──────── Article ────────
The founders of the SD-WAN vendor SimpleWAN came together out of necessity. They were running IT companies in Arizona that served branch offices. But every time one of these offices needed some kind of IT maintenance or upgrade, it involved a person driving to the location. They needed a way to manage these branch offices with software.
“I had a hosted VoIP company; other people had phone companies,” said SimpleWAN CEO Erik Knight. “We didn’t know the term SD-WAN. It was just the pain of not being able to control the networks. We were having to drive places every time you needed a network change.”
Knight’s own company, Comvoice, had a lot of clients in Texas, but it didn’t have a field team in that state. “Being able to light up phone stuff remotely required a technology,” he said. “We had a standalone firewall-type device, and it grew into an SD-WAN cloud control platform.”
Ultimately, Knight and his colleagues sold their voice companies — Knight sold Comvoice to Jive Communications — and they founded SimpleWAN in 2014. Today, the company’s SD-WAN technology is used at more than 5,000 branch locations.
────────
Retype the SimpleWAN article above word for word, from start to finish.
──────── Records supplied ────────
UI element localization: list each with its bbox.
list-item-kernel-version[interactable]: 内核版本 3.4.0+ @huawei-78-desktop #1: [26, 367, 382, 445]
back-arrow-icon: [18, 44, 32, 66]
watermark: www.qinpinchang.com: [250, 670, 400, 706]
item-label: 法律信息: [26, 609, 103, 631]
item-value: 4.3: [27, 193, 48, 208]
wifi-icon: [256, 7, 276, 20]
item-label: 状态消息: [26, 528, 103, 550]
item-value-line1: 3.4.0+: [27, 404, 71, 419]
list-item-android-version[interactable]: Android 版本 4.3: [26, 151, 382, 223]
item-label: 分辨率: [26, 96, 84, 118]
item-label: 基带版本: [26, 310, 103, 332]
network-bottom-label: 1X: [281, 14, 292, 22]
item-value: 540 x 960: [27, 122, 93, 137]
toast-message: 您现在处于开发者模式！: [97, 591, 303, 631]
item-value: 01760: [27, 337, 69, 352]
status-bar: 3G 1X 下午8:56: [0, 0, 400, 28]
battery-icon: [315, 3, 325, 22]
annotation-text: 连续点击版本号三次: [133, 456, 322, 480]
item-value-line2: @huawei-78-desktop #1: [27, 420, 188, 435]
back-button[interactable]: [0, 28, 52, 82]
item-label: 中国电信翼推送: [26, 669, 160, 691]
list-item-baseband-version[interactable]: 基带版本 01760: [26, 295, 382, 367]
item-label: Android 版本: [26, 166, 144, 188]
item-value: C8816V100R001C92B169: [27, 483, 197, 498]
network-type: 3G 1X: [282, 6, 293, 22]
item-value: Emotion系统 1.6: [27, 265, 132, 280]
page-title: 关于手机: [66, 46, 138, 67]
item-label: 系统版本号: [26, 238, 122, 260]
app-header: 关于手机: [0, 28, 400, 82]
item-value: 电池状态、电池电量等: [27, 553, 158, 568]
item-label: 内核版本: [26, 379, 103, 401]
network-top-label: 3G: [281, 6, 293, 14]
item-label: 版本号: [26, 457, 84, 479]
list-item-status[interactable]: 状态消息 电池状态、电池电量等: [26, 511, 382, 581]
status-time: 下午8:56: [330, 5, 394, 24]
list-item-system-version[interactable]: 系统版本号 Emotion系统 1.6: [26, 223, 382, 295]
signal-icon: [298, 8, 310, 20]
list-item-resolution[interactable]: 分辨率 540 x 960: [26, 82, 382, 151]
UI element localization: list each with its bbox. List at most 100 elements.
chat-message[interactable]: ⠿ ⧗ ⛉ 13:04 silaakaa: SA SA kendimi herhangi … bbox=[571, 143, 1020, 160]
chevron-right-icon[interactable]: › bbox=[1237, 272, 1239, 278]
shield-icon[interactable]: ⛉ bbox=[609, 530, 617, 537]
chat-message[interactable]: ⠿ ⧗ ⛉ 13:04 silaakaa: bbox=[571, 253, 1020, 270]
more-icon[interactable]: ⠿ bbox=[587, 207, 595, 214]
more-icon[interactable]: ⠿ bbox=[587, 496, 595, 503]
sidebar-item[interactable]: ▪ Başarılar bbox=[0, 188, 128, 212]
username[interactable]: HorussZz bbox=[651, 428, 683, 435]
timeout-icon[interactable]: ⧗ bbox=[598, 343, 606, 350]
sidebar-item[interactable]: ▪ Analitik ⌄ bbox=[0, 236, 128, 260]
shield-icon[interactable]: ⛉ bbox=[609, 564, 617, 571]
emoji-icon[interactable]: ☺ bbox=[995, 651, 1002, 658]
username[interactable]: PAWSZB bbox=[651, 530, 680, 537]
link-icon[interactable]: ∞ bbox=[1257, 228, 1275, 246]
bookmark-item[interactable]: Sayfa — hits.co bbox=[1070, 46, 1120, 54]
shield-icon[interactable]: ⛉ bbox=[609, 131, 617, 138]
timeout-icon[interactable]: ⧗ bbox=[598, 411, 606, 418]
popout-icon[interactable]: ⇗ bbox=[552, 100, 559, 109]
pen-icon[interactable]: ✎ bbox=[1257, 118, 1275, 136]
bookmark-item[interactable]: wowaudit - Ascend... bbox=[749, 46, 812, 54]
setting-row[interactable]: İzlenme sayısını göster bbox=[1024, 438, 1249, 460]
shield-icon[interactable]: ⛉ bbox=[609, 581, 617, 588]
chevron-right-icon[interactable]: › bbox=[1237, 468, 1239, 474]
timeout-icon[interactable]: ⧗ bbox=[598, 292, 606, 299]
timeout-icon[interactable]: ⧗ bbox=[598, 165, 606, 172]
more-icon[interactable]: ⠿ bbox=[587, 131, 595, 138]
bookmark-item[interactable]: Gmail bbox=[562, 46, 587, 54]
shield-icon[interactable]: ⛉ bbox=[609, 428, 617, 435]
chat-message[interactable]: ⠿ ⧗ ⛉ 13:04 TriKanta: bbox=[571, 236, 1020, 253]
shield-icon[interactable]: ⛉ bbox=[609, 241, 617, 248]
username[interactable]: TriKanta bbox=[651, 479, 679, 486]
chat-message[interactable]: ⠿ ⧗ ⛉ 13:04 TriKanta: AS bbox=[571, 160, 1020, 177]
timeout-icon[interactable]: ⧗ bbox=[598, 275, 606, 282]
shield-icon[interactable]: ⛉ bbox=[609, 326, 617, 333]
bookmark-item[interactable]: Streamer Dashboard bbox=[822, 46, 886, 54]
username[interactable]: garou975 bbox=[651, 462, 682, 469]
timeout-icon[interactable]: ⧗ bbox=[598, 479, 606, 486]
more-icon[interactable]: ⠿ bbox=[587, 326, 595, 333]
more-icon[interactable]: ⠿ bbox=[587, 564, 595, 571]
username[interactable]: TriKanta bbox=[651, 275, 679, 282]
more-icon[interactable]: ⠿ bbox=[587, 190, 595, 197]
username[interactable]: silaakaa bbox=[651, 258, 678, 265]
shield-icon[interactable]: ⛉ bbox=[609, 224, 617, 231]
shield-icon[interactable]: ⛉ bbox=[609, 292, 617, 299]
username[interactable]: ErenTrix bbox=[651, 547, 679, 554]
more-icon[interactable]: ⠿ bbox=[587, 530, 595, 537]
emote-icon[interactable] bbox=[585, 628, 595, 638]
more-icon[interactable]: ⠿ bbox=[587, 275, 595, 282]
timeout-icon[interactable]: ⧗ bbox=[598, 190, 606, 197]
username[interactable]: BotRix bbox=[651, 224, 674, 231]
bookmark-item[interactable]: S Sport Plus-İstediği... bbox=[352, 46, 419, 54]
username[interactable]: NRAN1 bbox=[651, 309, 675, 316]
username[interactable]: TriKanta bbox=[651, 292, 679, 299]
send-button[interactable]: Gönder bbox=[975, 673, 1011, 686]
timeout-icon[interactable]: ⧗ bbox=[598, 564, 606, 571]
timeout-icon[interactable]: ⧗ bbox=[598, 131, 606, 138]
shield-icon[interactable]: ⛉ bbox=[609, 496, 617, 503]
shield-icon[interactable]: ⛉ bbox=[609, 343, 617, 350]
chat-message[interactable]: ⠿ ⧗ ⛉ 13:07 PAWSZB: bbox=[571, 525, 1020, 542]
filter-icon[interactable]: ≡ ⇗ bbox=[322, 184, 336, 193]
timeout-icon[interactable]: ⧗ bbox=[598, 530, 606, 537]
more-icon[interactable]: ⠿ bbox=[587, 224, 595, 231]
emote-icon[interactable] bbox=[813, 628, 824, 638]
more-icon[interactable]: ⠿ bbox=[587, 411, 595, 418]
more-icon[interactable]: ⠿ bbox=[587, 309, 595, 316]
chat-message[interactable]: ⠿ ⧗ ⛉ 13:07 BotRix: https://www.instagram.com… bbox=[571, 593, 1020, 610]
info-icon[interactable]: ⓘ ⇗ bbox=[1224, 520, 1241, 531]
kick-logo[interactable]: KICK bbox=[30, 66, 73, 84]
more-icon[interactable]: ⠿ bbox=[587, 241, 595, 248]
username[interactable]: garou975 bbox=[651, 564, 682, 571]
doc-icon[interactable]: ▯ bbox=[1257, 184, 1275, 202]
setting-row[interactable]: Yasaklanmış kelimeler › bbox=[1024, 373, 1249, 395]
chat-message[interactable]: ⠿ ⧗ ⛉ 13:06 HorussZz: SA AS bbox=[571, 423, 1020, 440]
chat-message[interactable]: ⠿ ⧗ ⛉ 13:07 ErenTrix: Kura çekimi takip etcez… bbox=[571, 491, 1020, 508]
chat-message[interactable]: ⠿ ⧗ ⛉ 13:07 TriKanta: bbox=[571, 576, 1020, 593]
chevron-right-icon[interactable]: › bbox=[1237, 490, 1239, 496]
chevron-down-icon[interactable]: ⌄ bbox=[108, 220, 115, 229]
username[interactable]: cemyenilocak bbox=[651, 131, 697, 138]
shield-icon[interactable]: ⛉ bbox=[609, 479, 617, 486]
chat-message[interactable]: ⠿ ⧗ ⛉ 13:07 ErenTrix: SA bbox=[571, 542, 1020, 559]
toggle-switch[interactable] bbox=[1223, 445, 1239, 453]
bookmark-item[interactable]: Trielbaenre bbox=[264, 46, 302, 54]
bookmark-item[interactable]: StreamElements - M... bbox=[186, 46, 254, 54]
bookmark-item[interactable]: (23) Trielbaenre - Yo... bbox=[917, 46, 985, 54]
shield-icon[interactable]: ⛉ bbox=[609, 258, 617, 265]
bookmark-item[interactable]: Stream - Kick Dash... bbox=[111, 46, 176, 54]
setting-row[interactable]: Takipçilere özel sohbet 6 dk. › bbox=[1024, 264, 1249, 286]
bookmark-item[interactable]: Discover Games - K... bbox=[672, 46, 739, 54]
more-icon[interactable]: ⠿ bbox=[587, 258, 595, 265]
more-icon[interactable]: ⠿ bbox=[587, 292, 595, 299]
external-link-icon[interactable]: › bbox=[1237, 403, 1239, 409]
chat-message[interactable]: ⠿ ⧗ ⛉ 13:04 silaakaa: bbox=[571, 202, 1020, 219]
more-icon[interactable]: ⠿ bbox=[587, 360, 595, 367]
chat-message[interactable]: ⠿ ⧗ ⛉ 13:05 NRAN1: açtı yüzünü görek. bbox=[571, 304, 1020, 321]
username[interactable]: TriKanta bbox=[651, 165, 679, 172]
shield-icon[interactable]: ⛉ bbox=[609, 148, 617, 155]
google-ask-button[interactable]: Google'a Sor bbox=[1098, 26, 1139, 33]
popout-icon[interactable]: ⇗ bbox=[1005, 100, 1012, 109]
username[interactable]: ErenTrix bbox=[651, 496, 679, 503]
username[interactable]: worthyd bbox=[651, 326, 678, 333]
────────
• _Exercise response_:
The founders of the SD-WAN vendor SimpleWAN came together out of necessity. They were running IT companies in Arizona that served branch offices. But every time one of these offices needed some kind of IT maintenance or upgrade, it involved a person driving to the location. They needed a way to manage these branch offices with software.
“I had a hosted VoIP company; other people had phone companies,” said SimpleWAN CEO Erik Knight. “We didn’t know the term SD-WAN. It was just the pain of not being able to control the networks. We were having to drive places every time you needed a network change.”
Knight’s own company, Comvoice, had a lot of clients in Texas, but it didn’t have a field team in that state. “Being able to light up phone stuff remotely required a technology,” he said. “We had a standalone firewall-type device, and it grew into an SD-WAN cloud control platform.”
Ultimately, Knight and his colleagues sold their voice companies — Knight sold Comvoice to Jive Communications — and they founded SimpleWAN in 2014. Today, the company’s SD-WAN technology is used at more than 5,000 branch locations.